## Records for processing

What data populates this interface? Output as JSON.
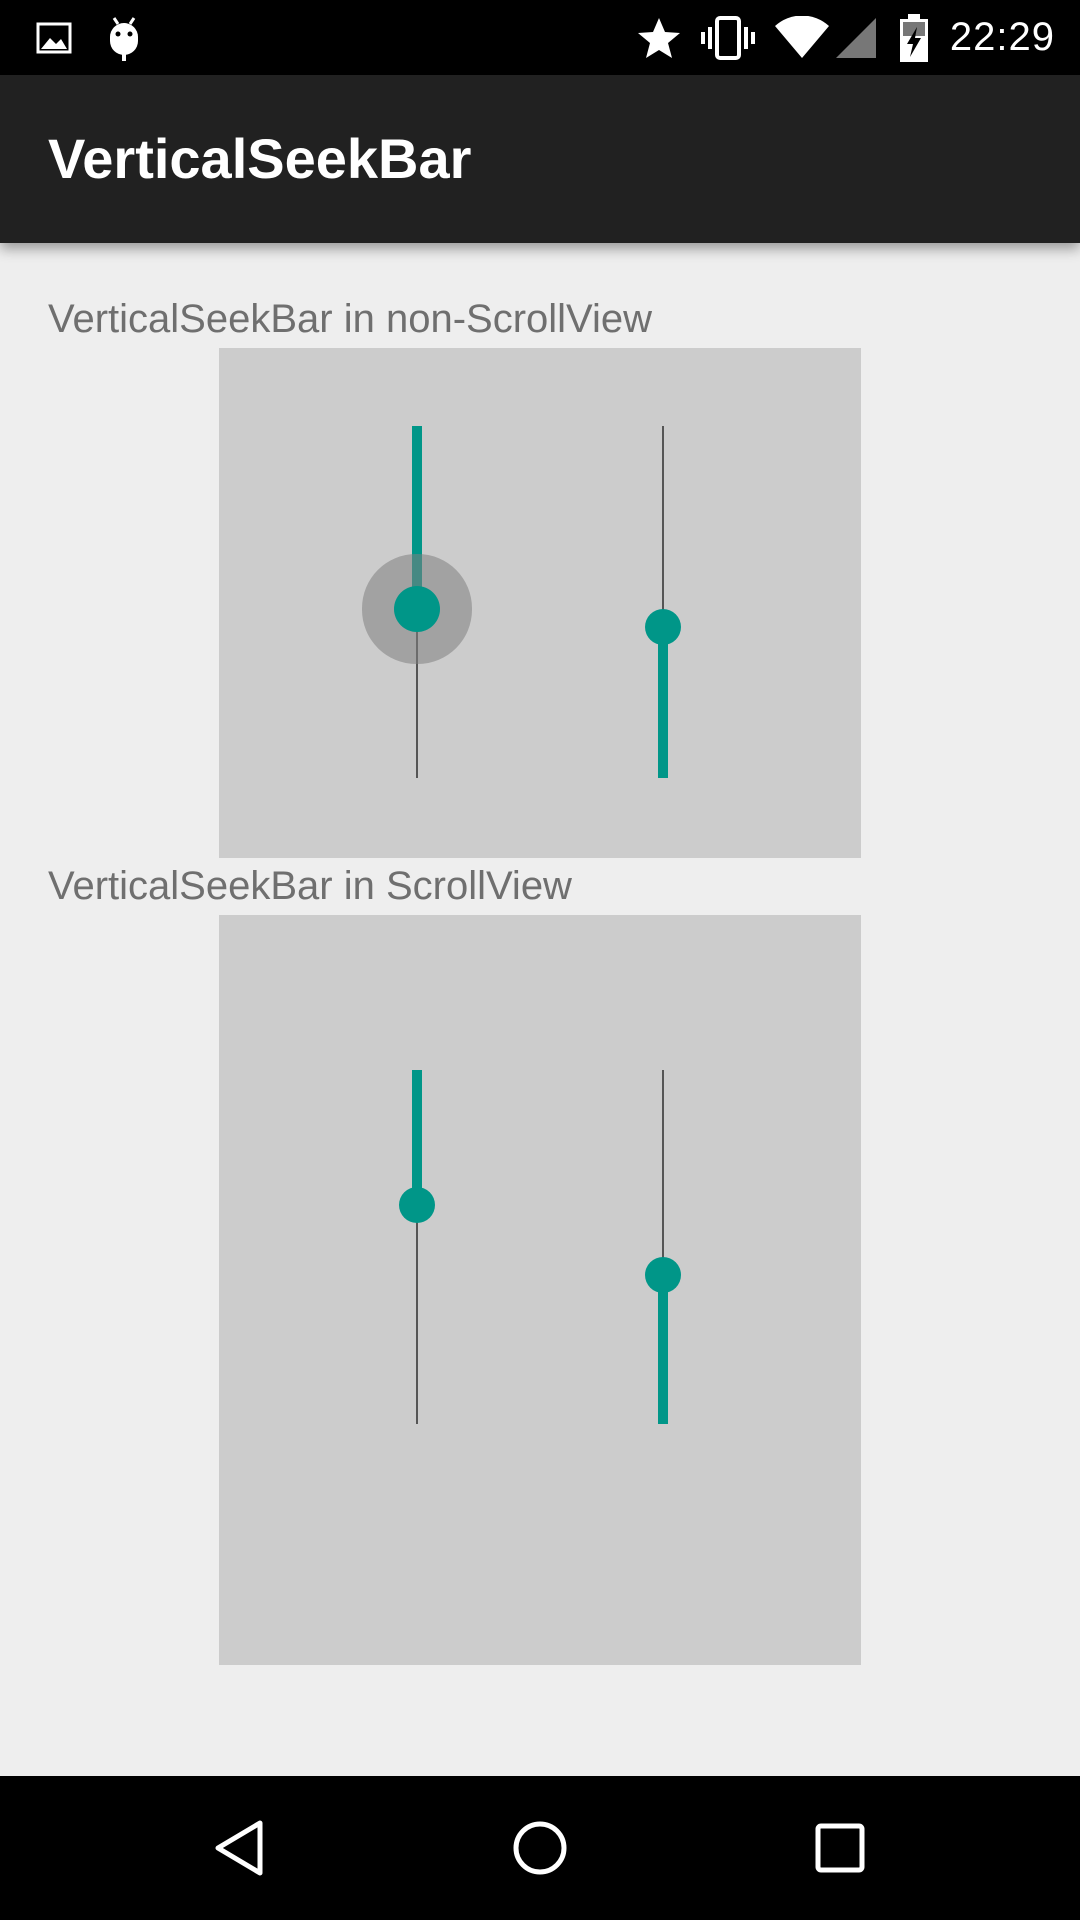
{
  "status_bar": {
    "time": "22:29",
    "left_icons": [
      "image-notification-icon",
      "android-debug-icon"
    ],
    "right_icons": [
      "star-icon",
      "vibrate-icon",
      "wifi-icon",
      "signal-icon",
      "battery-charging-icon"
    ]
  },
  "toolbar": {
    "title": "VerticalSeekBar"
  },
  "sections": [
    {
      "label": "VerticalSeekBar in non-ScrollView",
      "seekbars": [
        {
          "name": "seekbar-1",
          "progress": 0.52,
          "fill_from": "top",
          "pressed": true
        },
        {
          "name": "seekbar-2",
          "progress": 0.43,
          "fill_from": "bottom",
          "pressed": false
        }
      ]
    },
    {
      "label": "VerticalSeekBar in ScrollView",
      "seekbars": [
        {
          "name": "seekbar-3",
          "progress": 0.38,
          "fill_from": "top",
          "pressed": false
        },
        {
          "name": "seekbar-4",
          "progress": 0.42,
          "fill_from": "bottom",
          "pressed": false
        }
      ]
    }
  ],
  "colors": {
    "accent": "#009688",
    "toolbar": "#212121",
    "background": "#eeeeee",
    "panel": "#cccccc"
  },
  "nav_bar": {
    "icons": [
      "back-icon",
      "home-icon",
      "recents-icon"
    ]
  }
}
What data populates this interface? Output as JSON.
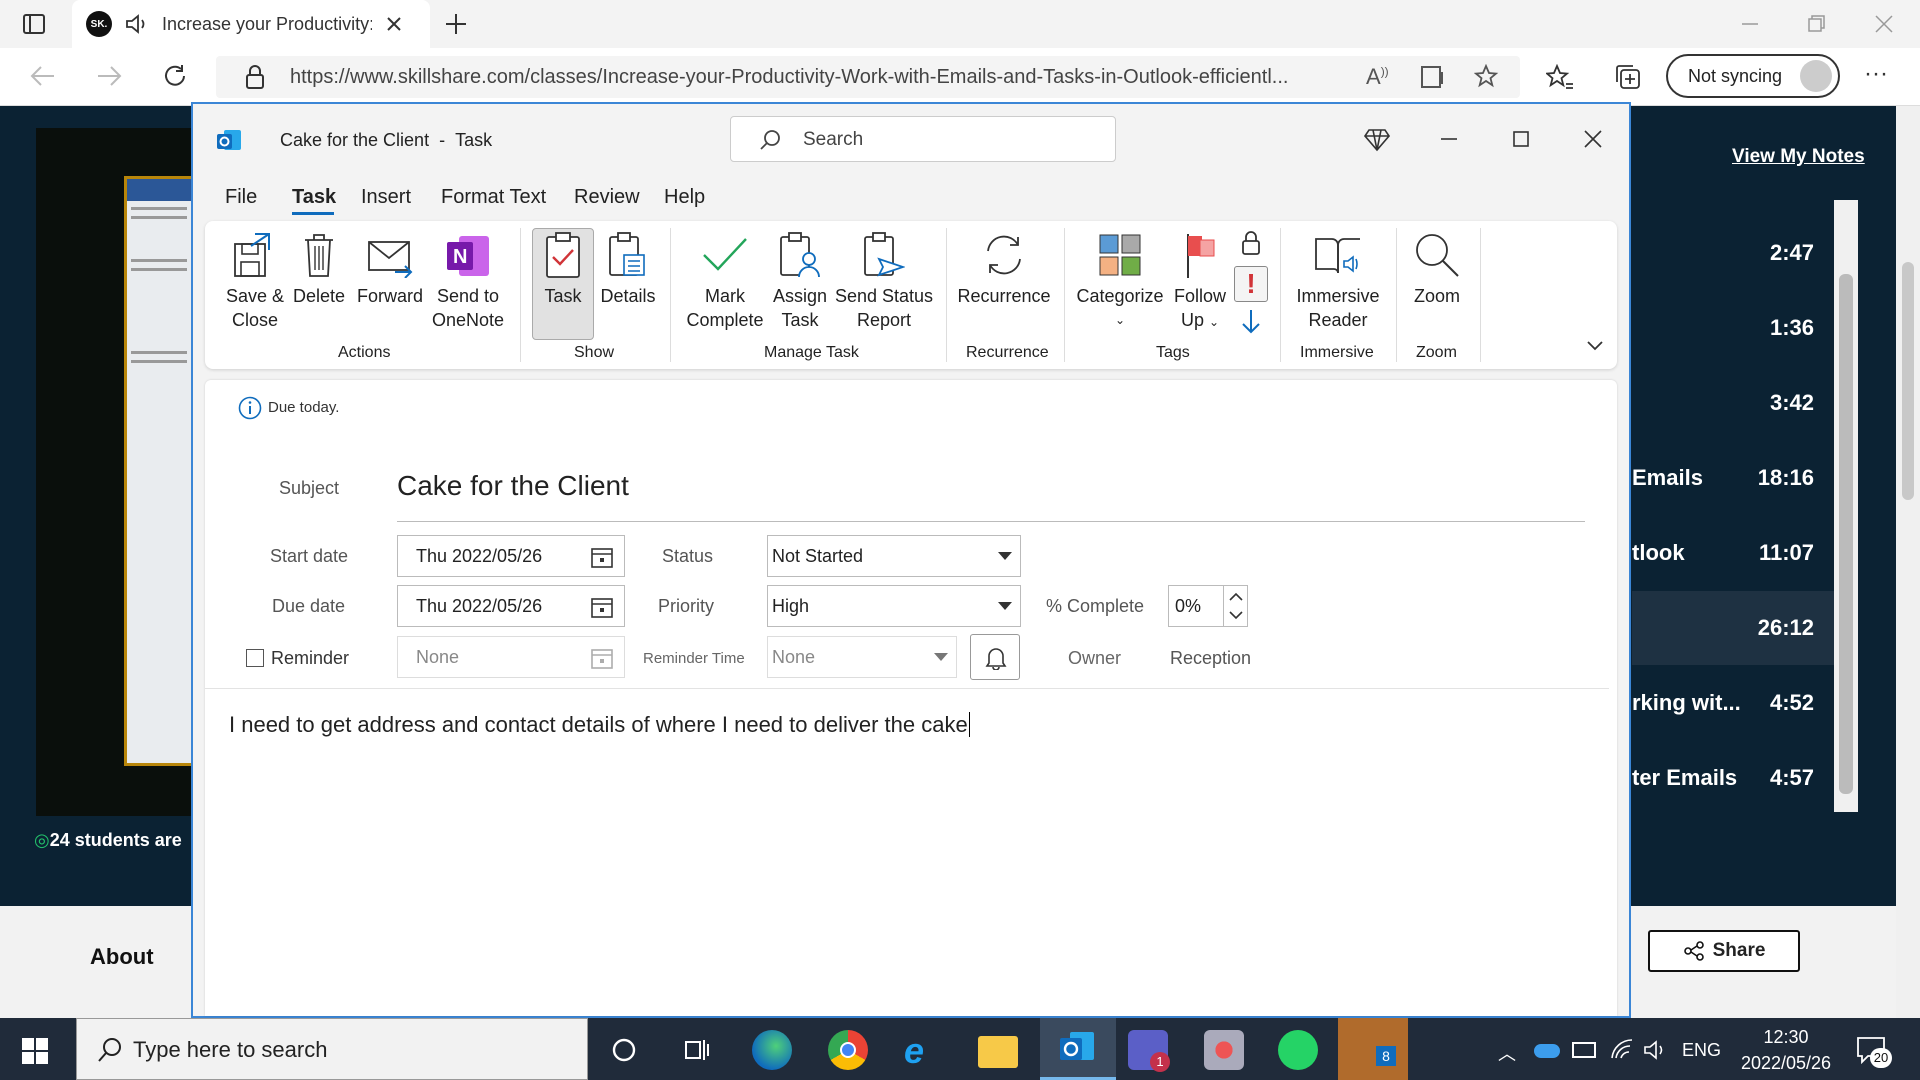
{
  "browser": {
    "tab_title": "Increase your Productivity: W",
    "url": "https://www.skillshare.com/classes/Increase-your-Productivity-Work-with-Emails-and-Tasks-in-Outlook-efficientl...",
    "sync_label": "Not syncing",
    "favicon_text": "SK."
  },
  "page": {
    "view_notes": "View My Notes",
    "students": "24 students are",
    "about": "About",
    "share": "Share",
    "lessons": [
      {
        "title": "",
        "duration": "2:47"
      },
      {
        "title": "",
        "duration": "1:36"
      },
      {
        "title": "",
        "duration": "3:42"
      },
      {
        "title": "Emails",
        "duration": "18:16"
      },
      {
        "title": "tlook",
        "duration": "11:07"
      },
      {
        "title": "",
        "duration": "26:12"
      },
      {
        "title": "rking wit...",
        "duration": "4:52"
      },
      {
        "title": "ter Emails",
        "duration": "4:57"
      }
    ]
  },
  "outlook": {
    "title": "Cake for the Client",
    "title_type": "Task",
    "search_placeholder": "Search",
    "menu": [
      "File",
      "Task",
      "Insert",
      "Format Text",
      "Review",
      "Help"
    ],
    "ribbon": {
      "save_close_1": "Save &",
      "save_close_2": "Close",
      "delete": "Delete",
      "forward": "Forward",
      "onenote_1": "Send to",
      "onenote_2": "OneNote",
      "task": "Task",
      "details": "Details",
      "mark_1": "Mark",
      "mark_2": "Complete",
      "assign_1": "Assign",
      "assign_2": "Task",
      "status_1": "Send Status",
      "status_2": "Report",
      "recurrence": "Recurrence",
      "categorize": "Categorize",
      "follow_1": "Follow",
      "follow_2": "Up",
      "immersive_1": "Immersive",
      "immersive_2": "Reader",
      "zoom": "Zoom",
      "groups": {
        "actions": "Actions",
        "show": "Show",
        "manage": "Manage Task",
        "recurrence": "Recurrence",
        "tags": "Tags",
        "immersive": "Immersive",
        "zoom": "Zoom"
      }
    },
    "form": {
      "due_info": "Due today.",
      "subject_label": "Subject",
      "subject": "Cake for the Client",
      "start_label": "Start date",
      "start": "Thu 2022/05/26",
      "due_label": "Due date",
      "due": "Thu 2022/05/26",
      "reminder_label": "Reminder",
      "reminder_date": "None",
      "reminder_time_label": "Reminder Time",
      "reminder_time": "None",
      "status_label": "Status",
      "status": "Not Started",
      "priority_label": "Priority",
      "priority": "High",
      "complete_label": "% Complete",
      "complete": "0%",
      "owner_label": "Owner",
      "owner": "Reception",
      "body": "I need to get address and contact details of where I need to deliver the cake"
    }
  },
  "taskbar": {
    "search_placeholder": "Type here to search",
    "lang": "ENG",
    "time": "12:30",
    "date": "2022/05/26",
    "notif_count": "20",
    "teams_badge": "1",
    "app_badge": "8"
  },
  "colors": {
    "outlook_blue": "#0f6cbd",
    "page_dark": "#0b2233",
    "taskbar": "#202b3a",
    "accent_green": "#23c26b"
  }
}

## Problem details
Look back over the material above and state how many lines hold the word "Productivity". Write the number and nothing else.

## Reply to the task
2